Collection entries:
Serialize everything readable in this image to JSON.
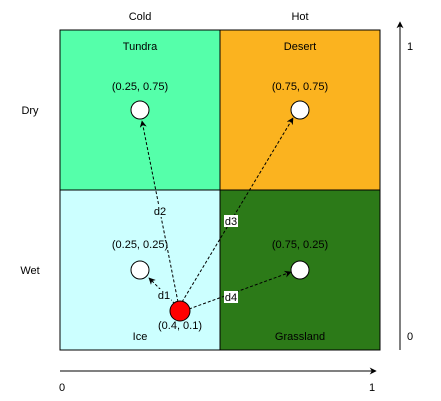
{
  "columns": [
    {
      "label": "Cold"
    },
    {
      "label": "Hot"
    }
  ],
  "rows": [
    {
      "label": "Dry"
    },
    {
      "label": "Wet"
    }
  ],
  "cells": [
    {
      "name": "Tundra",
      "color": "#55ffaa",
      "label": "(0.25, 0.75)"
    },
    {
      "name": "Desert",
      "color": "#fbb31f",
      "label": "(0.75, 0.75)"
    },
    {
      "name": "Ice",
      "color": "#ccffff",
      "label": "(0.25, 0.25)"
    },
    {
      "name": "Grassland",
      "color": "#2c7a18",
      "label": "(0.75, 0.25)"
    }
  ],
  "query_point": {
    "label": "(0.4, 0.1)",
    "color": "#ff0000"
  },
  "distances": [
    {
      "label": "d1"
    },
    {
      "label": "d2"
    },
    {
      "label": "d3"
    },
    {
      "label": "d4"
    }
  ],
  "x_axis": {
    "min_label": "0",
    "max_label": "1"
  },
  "y_axis": {
    "min_label": "0",
    "max_label": "1"
  }
}
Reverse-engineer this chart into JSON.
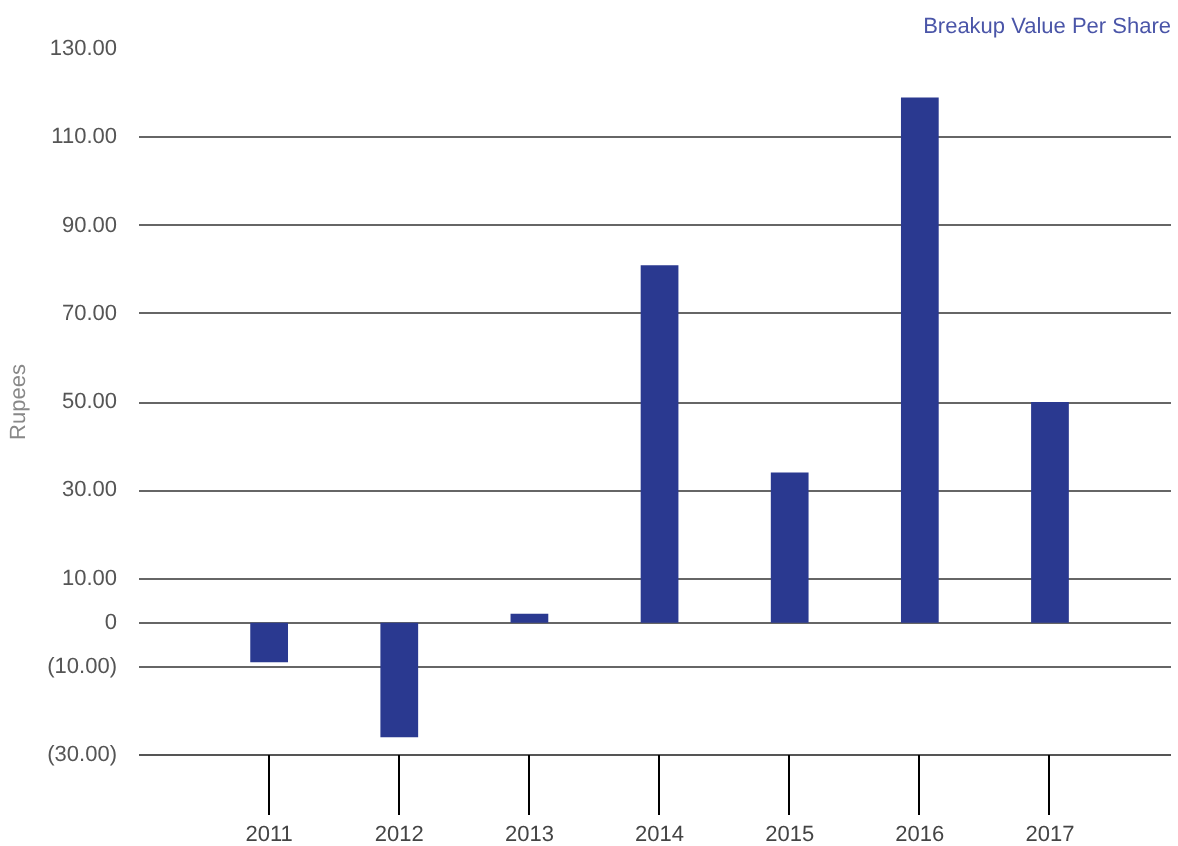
{
  "chart_data": {
    "type": "bar",
    "title": "Breakup Value Per Share",
    "ylabel": "Rupees",
    "categories": [
      "2011",
      "2012",
      "2013",
      "2014",
      "2015",
      "2016",
      "2017"
    ],
    "values": [
      -9,
      -26,
      2,
      81,
      34,
      119,
      50
    ],
    "color": "#2a3990",
    "ylim": [
      -30,
      130
    ],
    "yticks": [
      {
        "value": -30,
        "label": "(30.00)"
      },
      {
        "value": -10,
        "label": "(10.00)"
      },
      0,
      {
        "value": 10,
        "label": "10.00"
      },
      {
        "value": 30,
        "label": "30.00"
      },
      {
        "value": 50,
        "label": "50.00"
      },
      {
        "value": 70,
        "label": "70.00"
      },
      {
        "value": 90,
        "label": "90.00"
      },
      {
        "value": 110,
        "label": "110.00"
      },
      {
        "value": 130,
        "label": "130.00"
      }
    ],
    "grid": "y"
  }
}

• DESCRIPTION OF THE TASK
Leaving aside the images, write out the entries above word for word.

• OUTPUT FOR THIS EXERCISE
Serialize everything readable in this image to JSON.
{
  "columns": [
    {
      "label": "Cold"
    },
    {
      "label": "Hot"
    }
  ],
  "rows": [
    {
      "label": "Dry"
    },
    {
      "label": "Wet"
    }
  ],
  "cells": [
    {
      "name": "Tundra",
      "color": "#55ffaa",
      "label": "(0.25, 0.75)"
    },
    {
      "name": "Desert",
      "color": "#fbb31f",
      "label": "(0.75, 0.75)"
    },
    {
      "name": "Ice",
      "color": "#ccffff",
      "label": "(0.25, 0.25)"
    },
    {
      "name": "Grassland",
      "color": "#2c7a18",
      "label": "(0.75, 0.25)"
    }
  ],
  "query_point": {
    "label": "(0.4, 0.1)",
    "color": "#ff0000"
  },
  "distances": [
    {
      "label": "d1"
    },
    {
      "label": "d2"
    },
    {
      "label": "d3"
    },
    {
      "label": "d4"
    }
  ],
  "x_axis": {
    "min_label": "0",
    "max_label": "1"
  },
  "y_axis": {
    "min_label": "0",
    "max_label": "1"
  }
}
Reverse-engineer this chart into JSON.
{
  "chart_data": {
    "type": "bar",
    "title": "Breakup Value Per Share",
    "ylabel": "Rupees",
    "categories": [
      "2011",
      "2012",
      "2013",
      "2014",
      "2015",
      "2016",
      "2017"
    ],
    "values": [
      -9,
      -26,
      2,
      81,
      34,
      119,
      50
    ],
    "color": "#2a3990",
    "ylim": [
      -30,
      130
    ],
    "yticks": [
      {
        "value": -30,
        "label": "(30.00)"
      },
      {
        "value": -10,
        "label": "(10.00)"
      },
      0,
      {
        "value": 10,
        "label": "10.00"
      },
      {
        "value": 30,
        "label": "30.00"
      },
      {
        "value": 50,
        "label": "50.00"
      },
      {
        "value": 70,
        "label": "70.00"
      },
      {
        "value": 90,
        "label": "90.00"
      },
      {
        "value": 110,
        "label": "110.00"
      },
      {
        "value": 130,
        "label": "130.00"
      }
    ],
    "grid": "y"
  }
}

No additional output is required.